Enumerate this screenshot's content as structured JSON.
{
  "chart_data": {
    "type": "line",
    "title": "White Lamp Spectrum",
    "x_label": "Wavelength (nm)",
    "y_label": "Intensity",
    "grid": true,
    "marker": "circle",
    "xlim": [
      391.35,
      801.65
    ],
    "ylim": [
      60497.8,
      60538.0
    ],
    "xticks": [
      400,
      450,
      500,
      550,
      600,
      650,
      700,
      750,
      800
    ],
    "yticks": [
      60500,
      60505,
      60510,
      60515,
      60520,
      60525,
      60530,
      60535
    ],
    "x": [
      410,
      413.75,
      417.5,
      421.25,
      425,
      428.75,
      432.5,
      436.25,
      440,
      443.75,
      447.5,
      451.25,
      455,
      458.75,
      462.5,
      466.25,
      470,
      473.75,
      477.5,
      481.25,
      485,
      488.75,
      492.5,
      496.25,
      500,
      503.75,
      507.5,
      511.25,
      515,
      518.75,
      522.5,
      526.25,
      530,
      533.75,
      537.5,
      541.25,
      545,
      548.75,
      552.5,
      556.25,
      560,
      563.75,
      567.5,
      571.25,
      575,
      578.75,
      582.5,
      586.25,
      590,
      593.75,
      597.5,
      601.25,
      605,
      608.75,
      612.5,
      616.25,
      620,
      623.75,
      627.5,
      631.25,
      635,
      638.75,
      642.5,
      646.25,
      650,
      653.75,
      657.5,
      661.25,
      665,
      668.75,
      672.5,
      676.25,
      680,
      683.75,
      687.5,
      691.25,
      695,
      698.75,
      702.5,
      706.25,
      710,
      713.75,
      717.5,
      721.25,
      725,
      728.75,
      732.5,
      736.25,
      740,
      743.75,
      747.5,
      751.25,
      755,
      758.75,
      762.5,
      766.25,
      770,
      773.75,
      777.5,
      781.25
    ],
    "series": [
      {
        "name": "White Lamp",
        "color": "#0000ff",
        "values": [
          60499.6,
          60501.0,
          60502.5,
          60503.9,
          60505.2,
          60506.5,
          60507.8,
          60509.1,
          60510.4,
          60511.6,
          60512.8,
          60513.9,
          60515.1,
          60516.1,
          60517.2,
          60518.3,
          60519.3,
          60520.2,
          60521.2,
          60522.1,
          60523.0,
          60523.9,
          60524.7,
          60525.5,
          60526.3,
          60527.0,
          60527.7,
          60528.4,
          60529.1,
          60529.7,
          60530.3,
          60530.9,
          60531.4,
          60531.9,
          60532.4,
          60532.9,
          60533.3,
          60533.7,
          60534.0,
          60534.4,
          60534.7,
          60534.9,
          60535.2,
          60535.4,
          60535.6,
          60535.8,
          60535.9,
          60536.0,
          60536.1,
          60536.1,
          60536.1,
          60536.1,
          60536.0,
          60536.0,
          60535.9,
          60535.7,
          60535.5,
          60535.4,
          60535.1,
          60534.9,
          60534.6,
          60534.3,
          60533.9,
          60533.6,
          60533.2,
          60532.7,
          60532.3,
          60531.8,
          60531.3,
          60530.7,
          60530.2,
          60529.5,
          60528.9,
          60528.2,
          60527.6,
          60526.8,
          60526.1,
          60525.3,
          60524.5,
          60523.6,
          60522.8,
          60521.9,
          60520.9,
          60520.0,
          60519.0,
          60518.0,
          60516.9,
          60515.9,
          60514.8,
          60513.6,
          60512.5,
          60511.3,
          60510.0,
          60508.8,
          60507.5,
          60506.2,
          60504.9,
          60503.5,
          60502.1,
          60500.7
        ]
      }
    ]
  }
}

★ ★ ★

WHAT TO DO: Filter the data, keeping only the lines that contain "Lamp".

TASK SOLUTION:
    "title": "White Lamp Spectrum",
        "name": "White Lamp",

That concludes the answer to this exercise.